## BEGIN
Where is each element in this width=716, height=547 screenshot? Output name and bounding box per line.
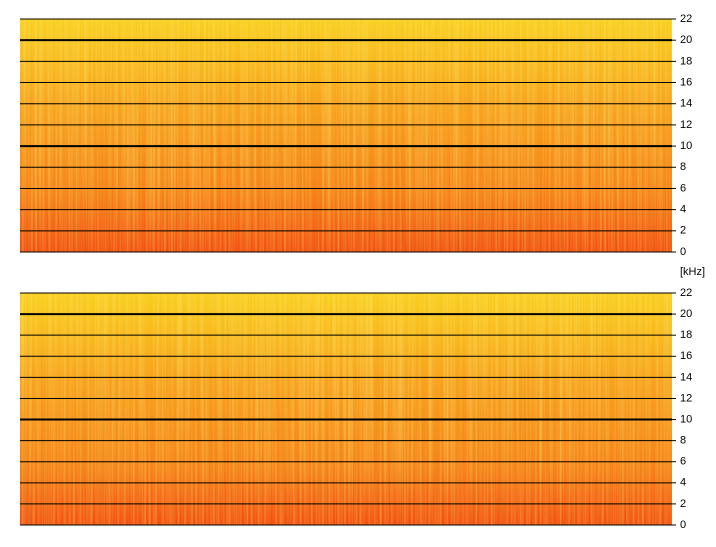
y-tick-label: 14: [680, 371, 692, 383]
y-tick-label: 12: [680, 392, 692, 404]
y-tick-label: 16: [680, 350, 692, 362]
y-tick-label: 10: [680, 140, 692, 152]
y-tick-label: 22: [680, 287, 692, 299]
y-tick-label: 4: [680, 204, 686, 216]
y-tick-label: 6: [680, 182, 686, 194]
y-tick-label: 4: [680, 477, 686, 489]
spectrogram-grain: [20, 19, 672, 252]
y-tick-label: 8: [680, 161, 686, 173]
y-tick-label: 16: [680, 76, 692, 88]
y-tick-label: 0: [680, 246, 686, 258]
y-tick-label: 10: [680, 413, 692, 425]
y-tick-label: 6: [680, 456, 686, 468]
y-tick-label: 14: [680, 98, 692, 110]
y-tick-label: 12: [680, 119, 692, 131]
spectrogram-grain: [20, 293, 672, 525]
y-tick-label: 2: [680, 498, 686, 510]
y-tick-label: 18: [680, 329, 692, 341]
y-tick-label: 0: [680, 519, 686, 531]
y-tick-label: 20: [680, 34, 692, 46]
y-tick-label: 8: [680, 435, 686, 447]
y-tick-label: 22: [680, 13, 692, 25]
y-tick-label: 2: [680, 225, 686, 237]
y-axis-unit: [kHz]: [680, 266, 705, 278]
y-tick-label: 20: [680, 308, 692, 320]
y-tick-label: 18: [680, 55, 692, 67]
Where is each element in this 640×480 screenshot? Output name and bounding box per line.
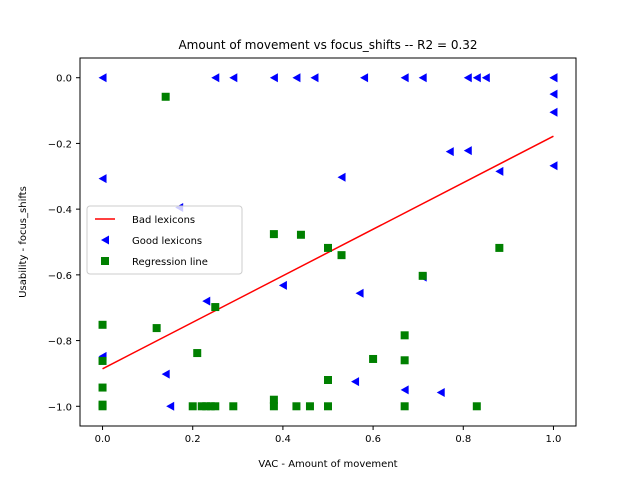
square-point — [400, 331, 409, 340]
square-point — [324, 376, 332, 384]
triangle-point — [355, 288, 364, 298]
square-point — [337, 251, 346, 260]
triangle-point — [98, 174, 107, 184]
triangle-point — [472, 73, 481, 83]
square-point — [324, 243, 332, 252]
x-axis: 0.0 0.2 0.4 0.6 0.8 1.0 — [95, 426, 562, 445]
triangle-point — [211, 73, 220, 83]
square-point — [269, 402, 278, 411]
x-axis-label: VAC - Amount of movement — [258, 459, 397, 470]
square-point — [98, 383, 107, 392]
y-tick-label: −0.2 — [48, 139, 72, 150]
triangle-point — [463, 146, 472, 156]
legend-label: Good lexicons — [132, 236, 202, 247]
square-point — [305, 402, 314, 411]
triangle-point — [98, 73, 107, 83]
y-axis: 0.0 −0.2 −0.4 −0.6 −0.8 −1.0 — [48, 74, 80, 413]
square-point — [98, 356, 107, 365]
triangle-point — [549, 73, 558, 83]
triangle-point — [278, 280, 287, 290]
legend-marker — [101, 235, 109, 245]
square-point — [292, 402, 301, 411]
x-tick-label: 0.6 — [365, 434, 381, 445]
triangle-point — [269, 73, 278, 83]
square-point — [197, 402, 206, 411]
y-tick-label: −0.8 — [48, 337, 72, 348]
square-point — [369, 354, 378, 363]
square-point — [269, 395, 278, 404]
square-point — [98, 402, 107, 411]
triangle-point — [549, 107, 558, 117]
triangle-point — [292, 73, 301, 83]
square-point — [269, 230, 278, 239]
triangle-point — [310, 73, 319, 83]
square-point — [211, 402, 220, 411]
x-tick-label: 0.2 — [185, 434, 201, 445]
square-point — [495, 243, 504, 252]
triangle-point — [549, 161, 558, 171]
regression-line — [102, 135, 554, 370]
triangle-point — [495, 166, 504, 176]
square-point — [98, 320, 107, 329]
square-point — [418, 271, 427, 280]
legend-marker — [101, 257, 109, 265]
square-point — [229, 402, 238, 411]
triangle-point — [400, 385, 409, 395]
triangle-point — [229, 73, 238, 83]
triangle-point — [436, 387, 445, 397]
y-tick-label: −0.6 — [48, 271, 72, 282]
triangle-point — [463, 73, 472, 83]
y-axis-label: Usability - focus_shifts — [18, 186, 29, 298]
chart-title: Amount of movement vs focus_shifts -- R2… — [178, 38, 477, 52]
square-point — [202, 402, 211, 411]
triangle-point — [481, 73, 490, 83]
triangle-point — [400, 73, 409, 83]
x-tick-label: 0.8 — [455, 434, 471, 445]
square-point — [152, 324, 161, 333]
legend-label: Bad lexicons — [132, 215, 195, 226]
triangle-point — [549, 89, 558, 99]
x-tick-label: 1.0 — [546, 434, 562, 445]
square-point — [324, 402, 332, 411]
x-tick-label: 0.4 — [275, 434, 291, 445]
y-tick-label: −1.0 — [48, 402, 72, 413]
square-point — [193, 349, 202, 358]
triangle-point — [202, 296, 211, 306]
triangle-point — [337, 172, 346, 182]
x-tick-label: 0.0 — [95, 434, 111, 445]
triangle-point — [161, 369, 170, 379]
legend: Bad lexicons Good lexicons Regression line — [86, 205, 243, 275]
triangle-point — [351, 377, 360, 387]
y-tick-label: −0.4 — [48, 205, 72, 216]
square-point — [400, 356, 409, 365]
plot-frame — [79, 57, 577, 427]
triangle-point — [445, 147, 454, 157]
legend-label: Regression line — [132, 257, 208, 268]
square-point — [472, 402, 481, 411]
square-point — [400, 402, 409, 411]
square-point — [211, 303, 220, 312]
y-tick-label: 0.0 — [56, 74, 72, 85]
series-line — [102, 135, 554, 370]
square-point — [296, 230, 305, 239]
triangle-point — [418, 73, 427, 83]
square-point — [188, 402, 197, 411]
series-triangle-left — [98, 73, 558, 411]
legend-box — [86, 205, 243, 275]
square-point — [161, 92, 170, 101]
square-point — [206, 402, 215, 411]
series-square — [98, 92, 504, 411]
triangle-point — [360, 73, 369, 83]
triangle-point — [166, 401, 175, 411]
## END
AIM OF THE EXERCISE: Render everything from the line containing "square-point — [400, 331, 409, 340]" down to the line containing "triangle-point — [481, 73, 490, 83]" as a Markdown table with the columns Index and Text, numbering the rows in order and omitting any blank lines.

SOLUTION BELOW:
| Index | Text |
|---|---|
| 1 | square-point — [400, 331, 409, 340] |
| 2 | square-point — [324, 376, 332, 384] |
| 3 | triangle-point — [355, 288, 364, 298] |
| 4 | square-point — [337, 251, 346, 260] |
| 5 | triangle-point — [98, 174, 107, 184] |
| 6 | triangle-point — [472, 73, 481, 83] |
| 7 | square-point — [324, 243, 332, 252] |
| 8 | x-axis: 0.0 0.2 0.4 0.6 0.8 1.0 — [95, 426, 562, 445] |
| 9 | triangle-point — [211, 73, 220, 83] |
| 10 | square-point — [269, 402, 278, 411] |
| 11 | x-axis-label: VAC - Amount of movement — [258, 459, 397, 470] |
| 12 | square-point — [98, 383, 107, 392] |
| 13 | y-tick-label: −0.2 — [48, 139, 72, 150] |
| 14 | triangle-point — [463, 146, 472, 156] |
| 15 | legend-label: Good lexicons — [132, 236, 202, 247] |
| 16 | square-point — [305, 402, 314, 411] |
| 17 | triangle-point — [98, 73, 107, 83] |
| 18 | y-axis: 0.0 −0.2 −0.4 −0.6 −0.8 −1.0 — [48, 74, 80, 413] |
| 19 | square-point — [98, 356, 107, 365] |
| 20 | triangle-point — [549, 73, 558, 83] |
| 21 | triangle-point — [278, 280, 287, 290] |
| 22 | legend-marker — [101, 235, 109, 245] |
| 23 | square-point — [292, 402, 301, 411] |
| 24 | x-tick-label: 0.6 — [365, 434, 381, 445] |
| 25 | triangle-point — [269, 73, 278, 83] |
| 26 | square-point — [197, 402, 206, 411] |
| 27 | y-tick-label: −0.8 — [48, 337, 72, 348] |
| 28 | square-point — [369, 354, 378, 363] |
| 29 | square-point — [269, 395, 278, 404] |
| 30 | square-point — [98, 402, 107, 411] |
| 31 | triangle-point — [549, 107, 558, 117] |
| 32 | triangle-point — [292, 73, 301, 83] |
| 33 | square-point — [269, 230, 278, 239] |
| 34 | triangle-point — [310, 73, 319, 83] |
| 35 | square-point — [211, 402, 220, 411] |
| 36 | x-tick-label: 0.2 — [185, 434, 201, 445] |
| 37 | square-point — [495, 243, 504, 252] |
| 38 | triangle-point — [549, 161, 558, 171] |
| 39 | regression-line — [102, 135, 554, 370] |
| 40 | triangle-point — [495, 166, 504, 176] |
| 41 | square-point — [98, 320, 107, 329] |
| 42 | square-point — [418, 271, 427, 280] |
| 43 | legend-marker — [101, 257, 109, 265] |
| 44 | square-point — [229, 402, 238, 411] |
| 45 | triangle-point — [400, 385, 409, 395] |
| 46 | triangle-point — [229, 73, 238, 83] |
| 47 | triangle-point — [436, 387, 445, 397] |
| 48 | y-tick-label: −0.6 — [48, 271, 72, 282] |
| 49 | triangle-point — [463, 73, 472, 83] |
| 50 | y-axis-label: Usability - focus_shifts — [18, 186, 29, 298] |
| 51 | chart-title: Amount of movement vs focus_shifts -- R2… — [178, 38, 477, 52] |
| 52 | square-point — [202, 402, 211, 411] |
| 53 | triangle-point — [481, 73, 490, 83] |